## Task objective
Reproduce every entry exactly, without alteration.

## Excerpted records

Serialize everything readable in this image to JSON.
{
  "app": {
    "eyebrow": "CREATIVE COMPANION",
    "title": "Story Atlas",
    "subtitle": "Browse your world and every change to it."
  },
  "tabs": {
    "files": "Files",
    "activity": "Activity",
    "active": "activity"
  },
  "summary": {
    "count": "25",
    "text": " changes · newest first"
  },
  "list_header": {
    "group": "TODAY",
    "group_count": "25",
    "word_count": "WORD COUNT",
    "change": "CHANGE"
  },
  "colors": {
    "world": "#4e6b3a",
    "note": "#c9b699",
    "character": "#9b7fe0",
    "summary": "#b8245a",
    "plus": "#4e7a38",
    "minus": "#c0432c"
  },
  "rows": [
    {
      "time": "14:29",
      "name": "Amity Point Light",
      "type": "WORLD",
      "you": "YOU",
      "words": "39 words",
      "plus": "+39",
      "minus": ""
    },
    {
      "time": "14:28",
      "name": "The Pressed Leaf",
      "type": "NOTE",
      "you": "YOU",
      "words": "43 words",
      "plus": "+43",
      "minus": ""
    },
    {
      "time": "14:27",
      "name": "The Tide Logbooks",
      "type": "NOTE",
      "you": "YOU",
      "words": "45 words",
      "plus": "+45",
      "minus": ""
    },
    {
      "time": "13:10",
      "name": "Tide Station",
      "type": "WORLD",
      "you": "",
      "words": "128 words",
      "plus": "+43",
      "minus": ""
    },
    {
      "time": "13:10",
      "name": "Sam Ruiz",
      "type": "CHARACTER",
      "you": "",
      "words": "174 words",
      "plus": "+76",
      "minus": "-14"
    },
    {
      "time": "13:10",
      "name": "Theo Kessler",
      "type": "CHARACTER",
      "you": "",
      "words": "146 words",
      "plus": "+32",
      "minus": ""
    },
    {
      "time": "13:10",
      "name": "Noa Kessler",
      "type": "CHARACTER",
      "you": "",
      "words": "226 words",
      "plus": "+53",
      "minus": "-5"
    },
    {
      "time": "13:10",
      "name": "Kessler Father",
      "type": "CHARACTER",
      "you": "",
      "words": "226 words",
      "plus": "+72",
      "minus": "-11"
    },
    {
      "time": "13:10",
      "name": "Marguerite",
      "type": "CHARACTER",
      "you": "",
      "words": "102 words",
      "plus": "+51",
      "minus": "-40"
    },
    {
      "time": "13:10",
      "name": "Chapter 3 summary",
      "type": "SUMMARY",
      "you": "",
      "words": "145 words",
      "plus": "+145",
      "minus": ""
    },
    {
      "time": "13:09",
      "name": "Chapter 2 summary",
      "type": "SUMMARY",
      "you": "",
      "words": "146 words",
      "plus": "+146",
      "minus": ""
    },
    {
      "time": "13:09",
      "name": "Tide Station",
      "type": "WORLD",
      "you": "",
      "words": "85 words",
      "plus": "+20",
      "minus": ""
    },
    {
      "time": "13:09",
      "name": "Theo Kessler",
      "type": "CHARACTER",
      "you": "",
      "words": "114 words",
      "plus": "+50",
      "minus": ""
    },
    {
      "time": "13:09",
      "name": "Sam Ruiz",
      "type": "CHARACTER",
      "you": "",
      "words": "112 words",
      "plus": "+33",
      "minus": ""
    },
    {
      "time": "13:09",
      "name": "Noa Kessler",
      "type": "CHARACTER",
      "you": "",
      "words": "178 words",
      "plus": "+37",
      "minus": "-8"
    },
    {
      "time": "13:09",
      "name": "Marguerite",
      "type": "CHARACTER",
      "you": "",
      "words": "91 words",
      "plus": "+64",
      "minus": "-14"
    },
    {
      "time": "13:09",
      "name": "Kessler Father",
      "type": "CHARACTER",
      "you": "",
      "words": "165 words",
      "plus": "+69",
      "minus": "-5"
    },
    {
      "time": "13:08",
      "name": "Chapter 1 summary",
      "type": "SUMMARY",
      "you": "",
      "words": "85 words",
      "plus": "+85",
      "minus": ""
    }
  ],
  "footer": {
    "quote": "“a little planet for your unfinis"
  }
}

## Answer to this task
Serialize everything readable in this image to JSON.
{
  "app": {
    "eyebrow": "CREATIVE COMPANION",
    "title": "Story Atlas",
    "subtitle": "Browse your world and every change to it."
  },
  "tabs": {
    "files": "Files",
    "activity": "Activity",
    "active": "activity"
  },
  "summary": {
    "count": "25",
    "text": " changes · newest first"
  },
  "list_header": {
    "group": "TODAY",
    "group_count": "25",
    "word_count": "WORD COUNT",
    "change": "CHANGE"
  },
  "colors": {
    "world": "#4e6b3a",
    "note": "#c9b699",
    "character": "#9b7fe0",
    "summary": "#b8245a",
    "plus": "#4e7a38",
    "minus": "#c0432c"
  },
  "rows": [
    {
      "time": "14:29",
      "name": "Amity Point Light",
      "type": "WORLD",
      "you": "YOU",
      "words": "39 words",
      "plus": "+39",
      "minus": ""
    },
    {
      "time": "14:28",
      "name": "The Pressed Leaf",
      "type": "NOTE",
      "you": "YOU",
      "words": "43 words",
      "plus": "+43",
      "minus": ""
    },
    {
      "time": "14:27",
      "name": "The Tide Logbooks",
      "type": "NOTE",
      "you": "YOU",
      "words": "45 words",
      "plus": "+45",
      "minus": ""
    },
    {
      "time": "13:10",
      "name": "Tide Station",
      "type": "WORLD",
      "you": "",
      "words": "128 words",
      "plus": "+43",
      "minus": ""
    },
    {
      "time": "13:10",
      "name": "Sam Ruiz",
      "type": "CHARACTER",
      "you": "",
      "words": "174 words",
      "plus": "+76",
      "minus": "-14"
    },
    {
      "time": "13:10",
      "name": "Theo Kessler",
      "type": "CHARACTER",
      "you": "",
      "words": "146 words",
      "plus": "+32",
      "minus": ""
    },
    {
      "time": "13:10",
      "name": "Noa Kessler",
      "type": "CHARACTER",
      "you": "",
      "words": "226 words",
      "plus": "+53",
      "minus": "-5"
    },
    {
      "time": "13:10",
      "name": "Kessler Father",
      "type": "CHARACTER",
      "you": "",
      "words": "226 words",
      "plus": "+72",
      "minus": "-11"
    },
    {
      "time": "13:10",
      "name": "Marguerite",
      "type": "CHARACTER",
      "you": "",
      "words": "102 words",
      "plus": "+51",
      "minus": "-40"
    },
    {
      "time": "13:10",
      "name": "Chapter 3 summary",
      "type": "SUMMARY",
      "you": "",
      "words": "145 words",
      "plus": "+145",
      "minus": ""
    },
    {
      "time": "13:09",
      "name": "Chapter 2 summary",
      "type": "SUMMARY",
      "you": "",
      "words": "146 words",
      "plus": "+146",
      "minus": ""
    },
    {
      "time": "13:09",
      "name": "Tide Station",
      "type": "WORLD",
      "you": "",
      "words": "85 words",
      "plus": "+20",
      "minus": ""
    },
    {
      "time": "13:09",
      "name": "Theo Kessler",
      "type": "CHARACTER",
      "you": "",
      "words": "114 words",
      "plus": "+50",
      "minus": ""
    },
    {
      "time": "13:09",
      "name": "Sam Ruiz",
      "type": "CHARACTER",
      "you": "",
      "words": "112 words",
      "plus": "+33",
      "minus": ""
    },
    {
      "time": "13:09",
      "name": "Noa Kessler",
      "type": "CHARACTER",
      "you": "",
      "words": "178 words",
      "plus": "+37",
      "minus": "-8"
    },
    {
      "time": "13:09",
      "name": "Marguerite",
      "type": "CHARACTER",
      "you": "",
      "words": "91 words",
      "plus": "+64",
      "minus": "-14"
    },
    {
      "time": "13:09",
      "name": "Kessler Father",
      "type": "CHARACTER",
      "you": "",
      "words": "165 words",
      "plus": "+69",
      "minus": "-5"
    },
    {
      "time": "13:08",
      "name": "Chapter 1 summary",
      "type": "SUMMARY",
      "you": "",
      "words": "85 words",
      "plus": "+85",
      "minus": ""
    }
  ],
  "footer": {
    "quote": "“a little planet for your unfinis"
  }
}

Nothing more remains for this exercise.